WRITTEN TASK =
Write out each line exactly as it stands, please.

(Stored data)
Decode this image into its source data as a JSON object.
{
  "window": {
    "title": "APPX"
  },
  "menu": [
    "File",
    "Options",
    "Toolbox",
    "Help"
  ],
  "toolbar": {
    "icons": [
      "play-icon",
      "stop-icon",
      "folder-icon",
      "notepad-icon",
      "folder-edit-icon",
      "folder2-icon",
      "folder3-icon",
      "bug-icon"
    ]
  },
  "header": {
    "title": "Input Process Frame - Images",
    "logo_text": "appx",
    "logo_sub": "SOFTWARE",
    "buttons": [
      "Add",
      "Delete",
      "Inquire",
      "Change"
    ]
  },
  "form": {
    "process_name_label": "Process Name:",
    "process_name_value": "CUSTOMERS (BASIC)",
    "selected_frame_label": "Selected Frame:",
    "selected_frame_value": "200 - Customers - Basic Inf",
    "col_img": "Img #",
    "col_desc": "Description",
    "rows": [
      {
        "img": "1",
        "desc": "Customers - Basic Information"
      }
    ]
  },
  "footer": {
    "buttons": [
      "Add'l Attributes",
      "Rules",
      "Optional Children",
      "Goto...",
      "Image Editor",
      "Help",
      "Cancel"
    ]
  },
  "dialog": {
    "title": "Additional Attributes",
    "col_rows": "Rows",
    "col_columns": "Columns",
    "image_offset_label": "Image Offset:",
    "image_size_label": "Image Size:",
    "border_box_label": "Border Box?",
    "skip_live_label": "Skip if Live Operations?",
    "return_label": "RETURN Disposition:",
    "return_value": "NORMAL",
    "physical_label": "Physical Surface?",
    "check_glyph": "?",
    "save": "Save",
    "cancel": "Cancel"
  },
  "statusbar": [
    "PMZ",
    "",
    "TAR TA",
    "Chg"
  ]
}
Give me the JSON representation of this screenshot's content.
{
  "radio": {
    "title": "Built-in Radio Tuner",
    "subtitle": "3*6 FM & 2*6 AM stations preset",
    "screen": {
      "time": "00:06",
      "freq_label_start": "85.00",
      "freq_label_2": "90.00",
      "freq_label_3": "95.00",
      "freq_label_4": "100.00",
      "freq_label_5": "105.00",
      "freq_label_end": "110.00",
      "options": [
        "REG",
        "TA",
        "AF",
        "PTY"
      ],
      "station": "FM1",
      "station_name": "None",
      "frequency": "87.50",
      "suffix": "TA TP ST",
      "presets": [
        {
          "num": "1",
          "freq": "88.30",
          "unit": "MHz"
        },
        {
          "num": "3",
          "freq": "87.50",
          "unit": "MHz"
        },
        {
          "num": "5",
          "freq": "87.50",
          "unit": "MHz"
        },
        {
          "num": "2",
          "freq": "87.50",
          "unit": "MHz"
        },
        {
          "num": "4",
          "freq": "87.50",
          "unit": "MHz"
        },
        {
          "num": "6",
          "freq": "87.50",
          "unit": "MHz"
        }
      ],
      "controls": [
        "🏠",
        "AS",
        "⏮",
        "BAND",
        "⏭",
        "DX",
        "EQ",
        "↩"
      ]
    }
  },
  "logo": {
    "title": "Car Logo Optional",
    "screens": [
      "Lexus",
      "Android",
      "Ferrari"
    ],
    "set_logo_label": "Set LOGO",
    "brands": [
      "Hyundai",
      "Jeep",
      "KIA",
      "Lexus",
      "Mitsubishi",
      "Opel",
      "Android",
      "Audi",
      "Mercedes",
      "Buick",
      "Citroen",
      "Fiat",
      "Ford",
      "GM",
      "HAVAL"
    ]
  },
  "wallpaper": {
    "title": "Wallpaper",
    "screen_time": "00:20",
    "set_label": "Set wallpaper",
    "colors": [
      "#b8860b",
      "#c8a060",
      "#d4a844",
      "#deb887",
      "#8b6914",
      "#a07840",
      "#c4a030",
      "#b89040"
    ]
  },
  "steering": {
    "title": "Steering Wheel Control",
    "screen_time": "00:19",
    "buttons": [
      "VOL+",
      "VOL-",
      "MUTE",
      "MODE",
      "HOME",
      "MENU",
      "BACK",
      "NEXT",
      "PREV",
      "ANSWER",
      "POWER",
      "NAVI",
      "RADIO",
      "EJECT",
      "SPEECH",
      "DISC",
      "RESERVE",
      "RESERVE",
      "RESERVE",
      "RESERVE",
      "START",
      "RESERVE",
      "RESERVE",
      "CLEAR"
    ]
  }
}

SOLUTION =
Decode this image into its source data as a JSON object.
{
  "window": {
    "title": "APPX"
  },
  "menu": [
    "File",
    "Options",
    "Toolbox",
    "Help"
  ],
  "toolbar": {
    "icons": [
      "play-icon",
      "stop-icon",
      "folder-icon",
      "notepad-icon",
      "folder-edit-icon",
      "folder2-icon",
      "folder3-icon",
      "bug-icon"
    ]
  },
  "header": {
    "title": "Input Process Frame - Images",
    "logo_text": "appx",
    "logo_sub": "SOFTWARE",
    "buttons": [
      "Add",
      "Delete",
      "Inquire",
      "Change"
    ]
  },
  "form": {
    "process_name_label": "Process Name:",
    "process_name_value": "CUSTOMERS (BASIC)",
    "selected_frame_label": "Selected Frame:",
    "selected_frame_value": "200 - Customers - Basic Inf",
    "col_img": "Img #",
    "col_desc": "Description",
    "rows": [
      {
        "img": "1",
        "desc": "Customers - Basic Information"
      }
    ]
  },
  "footer": {
    "buttons": [
      "Add'l Attributes",
      "Rules",
      "Optional Children",
      "Goto...",
      "Image Editor",
      "Help",
      "Cancel"
    ]
  },
  "dialog": {
    "title": "Additional Attributes",
    "col_rows": "Rows",
    "col_columns": "Columns",
    "image_offset_label": "Image Offset:",
    "image_size_label": "Image Size:",
    "border_box_label": "Border Box?",
    "skip_live_label": "Skip if Live Operations?",
    "return_label": "RETURN Disposition:",
    "return_value": "NORMAL",
    "physical_label": "Physical Surface?",
    "check_glyph": "?",
    "save": "Save",
    "cancel": "Cancel"
  },
  "statusbar": [
    "PMZ",
    "",
    "TAR TA",
    "Chg"
  ]
}
Give me the JSON representation of this screenshot's content.
{
  "radio": {
    "title": "Built-in Radio Tuner",
    "subtitle": "3*6 FM & 2*6 AM stations preset",
    "screen": {
      "time": "00:06",
      "freq_label_start": "85.00",
      "freq_label_2": "90.00",
      "freq_label_3": "95.00",
      "freq_label_4": "100.00",
      "freq_label_5": "105.00",
      "freq_label_end": "110.00",
      "options": [
        "REG",
        "TA",
        "AF",
        "PTY"
      ],
      "station": "FM1",
      "station_name": "None",
      "frequency": "87.50",
      "suffix": "TA TP ST",
      "presets": [
        {
          "num": "1",
          "freq": "88.30",
          "unit": "MHz"
        },
        {
          "num": "3",
          "freq": "87.50",
          "unit": "MHz"
        },
        {
          "num": "5",
          "freq": "87.50",
          "unit": "MHz"
        },
        {
          "num": "2",
          "freq": "87.50",
          "unit": "MHz"
        },
        {
          "num": "4",
          "freq": "87.50",
          "unit": "MHz"
        },
        {
          "num": "6",
          "freq": "87.50",
          "unit": "MHz"
        }
      ],
      "controls": [
        "🏠",
        "AS",
        "⏮",
        "BAND",
        "⏭",
        "DX",
        "EQ",
        "↩"
      ]
    }
  },
  "logo": {
    "title": "Car Logo Optional",
    "screens": [
      "Lexus",
      "Android",
      "Ferrari"
    ],
    "set_logo_label": "Set LOGO",
    "brands": [
      "Hyundai",
      "Jeep",
      "KIA",
      "Lexus",
      "Mitsubishi",
      "Opel",
      "Android",
      "Audi",
      "Mercedes",
      "Buick",
      "Citroen",
      "Fiat",
      "Ford",
      "GM",
      "HAVAL"
    ]
  },
  "wallpaper": {
    "title": "Wallpaper",
    "screen_time": "00:20",
    "set_label": "Set wallpaper",
    "colors": [
      "#b8860b",
      "#c8a060",
      "#d4a844",
      "#deb887",
      "#8b6914",
      "#a07840",
      "#c4a030",
      "#b89040"
    ]
  },
  "steering": {
    "title": "Steering Wheel Control",
    "screen_time": "00:19",
    "buttons": [
      "VOL+",
      "VOL-",
      "MUTE",
      "MODE",
      "HOME",
      "MENU",
      "BACK",
      "NEXT",
      "PREV",
      "ANSWER",
      "POWER",
      "NAVI",
      "RADIO",
      "EJECT",
      "SPEECH",
      "DISC",
      "RESERVE",
      "RESERVE",
      "RESERVE",
      "RESERVE",
      "START",
      "RESERVE",
      "RESERVE",
      "CLEAR"
    ]
  }
}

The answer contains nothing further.